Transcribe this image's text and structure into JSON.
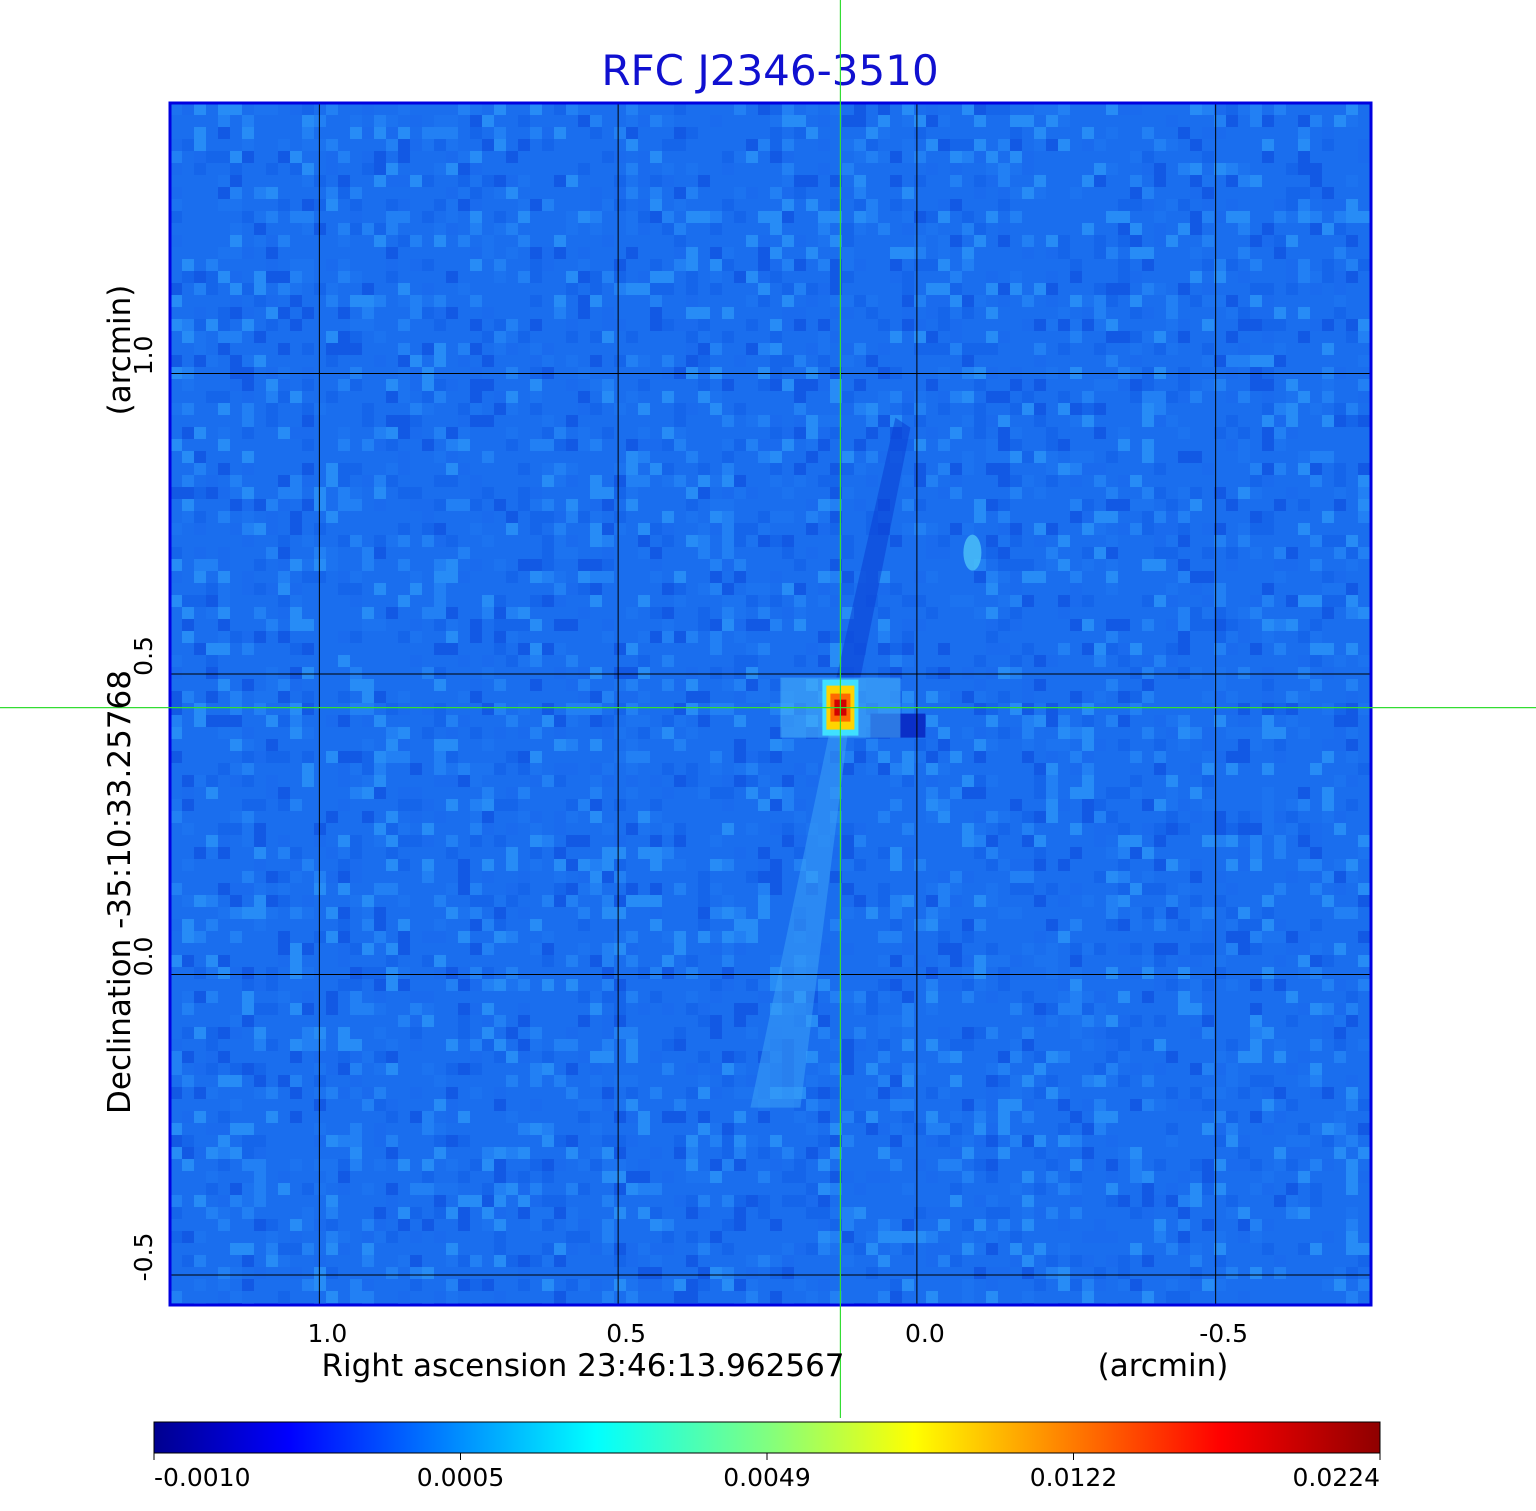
{
  "chart_data": {
    "type": "heatmap",
    "title": "RFC J2346-3510",
    "xlabel": "Right ascension  23:46:13.962567",
    "xunit": "(arcmin)",
    "ylabel": "Declination  -35:10:33.25768",
    "yunit": "(arcmin)",
    "xlim": [
      1.25,
      -0.76
    ],
    "ylim": [
      -0.55,
      1.45
    ],
    "x_ticks": [
      {
        "value": 1.0,
        "label": "1.0"
      },
      {
        "value": 0.5,
        "label": "0.5"
      },
      {
        "value": 0.0,
        "label": "0.0"
      },
      {
        "value": -0.5,
        "label": "-0.5"
      }
    ],
    "y_ticks": [
      {
        "value": 1.0,
        "label": "1.0"
      },
      {
        "value": 0.5,
        "label": "0.5"
      },
      {
        "value": 0.0,
        "label": "0.0"
      },
      {
        "value": -0.5,
        "label": "-0.5"
      }
    ],
    "grid": true,
    "crosshair": {
      "x": 0.128,
      "y": 0.444
    },
    "peak": {
      "x": 0.128,
      "y": 0.444
    },
    "colormap": "jet",
    "colorbar": {
      "ticks": [
        {
          "value": -0.001,
          "label": "-0.0010"
        },
        {
          "value": 0.0005,
          "label": "0.0005"
        },
        {
          "value": 0.0049,
          "label": "0.0049"
        },
        {
          "value": 0.0122,
          "label": "0.0122"
        },
        {
          "value": 0.0224,
          "label": "0.0224"
        }
      ]
    }
  },
  "colors": {
    "title": "#1010d0",
    "frame": "#0000e0",
    "grid": "#000000",
    "crosshair": "#33dd33",
    "background_field": "#1a6eee"
  }
}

» **BRIEF**
Without the pictures, output the full listing exactly as it stands.

» **EXERCISE SOLUTION**
Transcribe this image's text and structure into JSON.
{
  "chart_data": {
    "type": "heatmap",
    "title": "RFC J2346-3510",
    "xlabel": "Right ascension  23:46:13.962567",
    "xunit": "(arcmin)",
    "ylabel": "Declination  -35:10:33.25768",
    "yunit": "(arcmin)",
    "xlim": [
      1.25,
      -0.76
    ],
    "ylim": [
      -0.55,
      1.45
    ],
    "x_ticks": [
      {
        "value": 1.0,
        "label": "1.0"
      },
      {
        "value": 0.5,
        "label": "0.5"
      },
      {
        "value": 0.0,
        "label": "0.0"
      },
      {
        "value": -0.5,
        "label": "-0.5"
      }
    ],
    "y_ticks": [
      {
        "value": 1.0,
        "label": "1.0"
      },
      {
        "value": 0.5,
        "label": "0.5"
      },
      {
        "value": 0.0,
        "label": "0.0"
      },
      {
        "value": -0.5,
        "label": "-0.5"
      }
    ],
    "grid": true,
    "crosshair": {
      "x": 0.128,
      "y": 0.444
    },
    "peak": {
      "x": 0.128,
      "y": 0.444
    },
    "colormap": "jet",
    "colorbar": {
      "ticks": [
        {
          "value": -0.001,
          "label": "-0.0010"
        },
        {
          "value": 0.0005,
          "label": "0.0005"
        },
        {
          "value": 0.0049,
          "label": "0.0049"
        },
        {
          "value": 0.0122,
          "label": "0.0122"
        },
        {
          "value": 0.0224,
          "label": "0.0224"
        }
      ]
    }
  },
  "colors": {
    "title": "#1010d0",
    "frame": "#0000e0",
    "grid": "#000000",
    "crosshair": "#33dd33",
    "background_field": "#1a6eee"
  }
}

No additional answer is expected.